* **EXERCISE REQUIREMENTS**
Your answer should be a single number: the count of lines in the material below that hold "areas".

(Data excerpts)
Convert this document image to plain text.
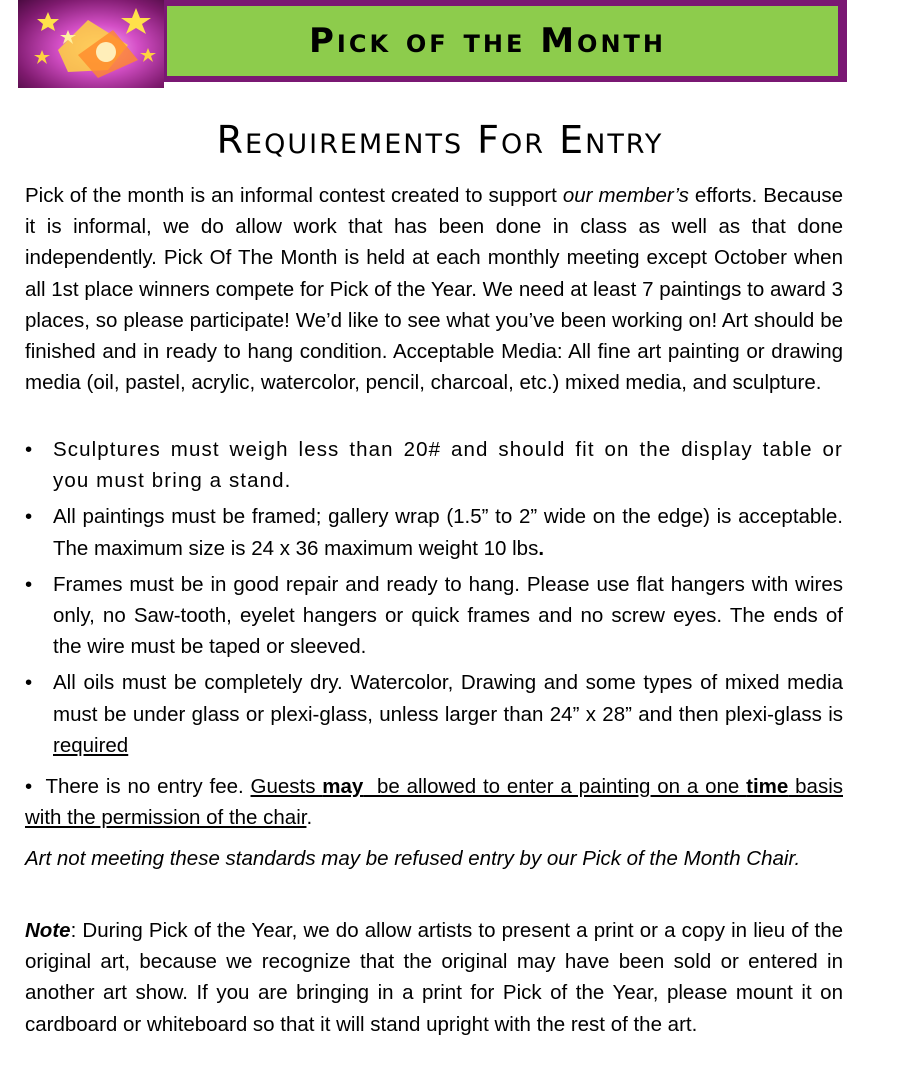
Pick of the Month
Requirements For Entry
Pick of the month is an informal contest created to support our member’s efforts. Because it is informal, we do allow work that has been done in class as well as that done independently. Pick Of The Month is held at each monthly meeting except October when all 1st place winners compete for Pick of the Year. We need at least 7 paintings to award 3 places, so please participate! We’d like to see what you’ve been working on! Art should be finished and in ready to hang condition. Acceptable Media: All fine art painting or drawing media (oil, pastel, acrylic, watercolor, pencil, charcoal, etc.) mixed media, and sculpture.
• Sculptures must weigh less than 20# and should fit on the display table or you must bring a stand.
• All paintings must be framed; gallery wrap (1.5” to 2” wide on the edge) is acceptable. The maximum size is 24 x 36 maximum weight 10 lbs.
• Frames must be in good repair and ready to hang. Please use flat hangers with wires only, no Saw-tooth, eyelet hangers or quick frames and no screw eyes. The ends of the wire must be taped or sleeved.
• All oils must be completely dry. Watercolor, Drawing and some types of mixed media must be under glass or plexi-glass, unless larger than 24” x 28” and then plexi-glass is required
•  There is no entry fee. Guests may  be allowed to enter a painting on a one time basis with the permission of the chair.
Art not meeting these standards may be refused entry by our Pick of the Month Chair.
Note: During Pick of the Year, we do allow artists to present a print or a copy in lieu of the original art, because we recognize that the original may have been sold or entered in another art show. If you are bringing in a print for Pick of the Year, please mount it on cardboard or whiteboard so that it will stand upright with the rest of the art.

* * *

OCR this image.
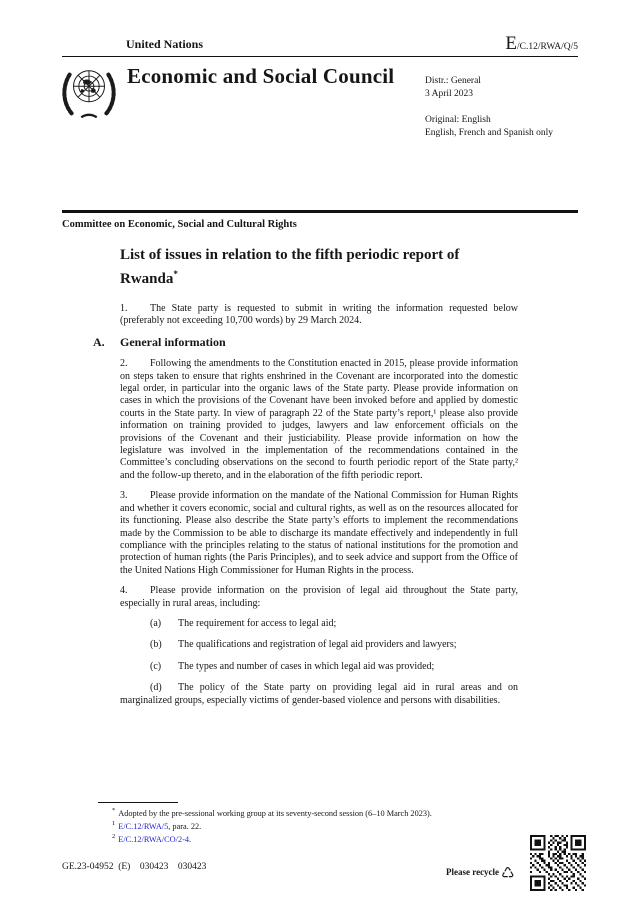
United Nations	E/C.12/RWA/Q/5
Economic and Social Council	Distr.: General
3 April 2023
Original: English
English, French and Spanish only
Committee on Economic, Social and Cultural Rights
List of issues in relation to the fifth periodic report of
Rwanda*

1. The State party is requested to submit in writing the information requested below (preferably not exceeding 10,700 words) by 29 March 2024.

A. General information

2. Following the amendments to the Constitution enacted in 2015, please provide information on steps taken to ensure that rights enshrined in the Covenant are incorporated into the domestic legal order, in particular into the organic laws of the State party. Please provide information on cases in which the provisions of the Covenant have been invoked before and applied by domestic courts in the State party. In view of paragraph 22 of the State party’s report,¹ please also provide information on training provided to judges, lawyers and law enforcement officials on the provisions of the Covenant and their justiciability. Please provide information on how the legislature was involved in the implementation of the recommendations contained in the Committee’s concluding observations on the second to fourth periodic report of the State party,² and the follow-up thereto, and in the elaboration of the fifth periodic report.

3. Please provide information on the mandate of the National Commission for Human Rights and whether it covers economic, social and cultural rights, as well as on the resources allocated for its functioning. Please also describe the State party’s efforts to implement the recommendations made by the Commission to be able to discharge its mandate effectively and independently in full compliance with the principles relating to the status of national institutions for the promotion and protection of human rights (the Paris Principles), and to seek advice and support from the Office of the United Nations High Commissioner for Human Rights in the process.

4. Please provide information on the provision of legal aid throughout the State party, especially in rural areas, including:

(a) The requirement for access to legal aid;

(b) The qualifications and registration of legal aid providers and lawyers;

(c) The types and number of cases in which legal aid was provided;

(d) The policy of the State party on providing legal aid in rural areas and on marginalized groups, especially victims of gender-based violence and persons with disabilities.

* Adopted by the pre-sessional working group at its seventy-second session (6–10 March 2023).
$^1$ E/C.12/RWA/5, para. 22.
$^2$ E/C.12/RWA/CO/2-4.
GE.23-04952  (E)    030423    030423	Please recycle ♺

* **FULL ANSWER**
2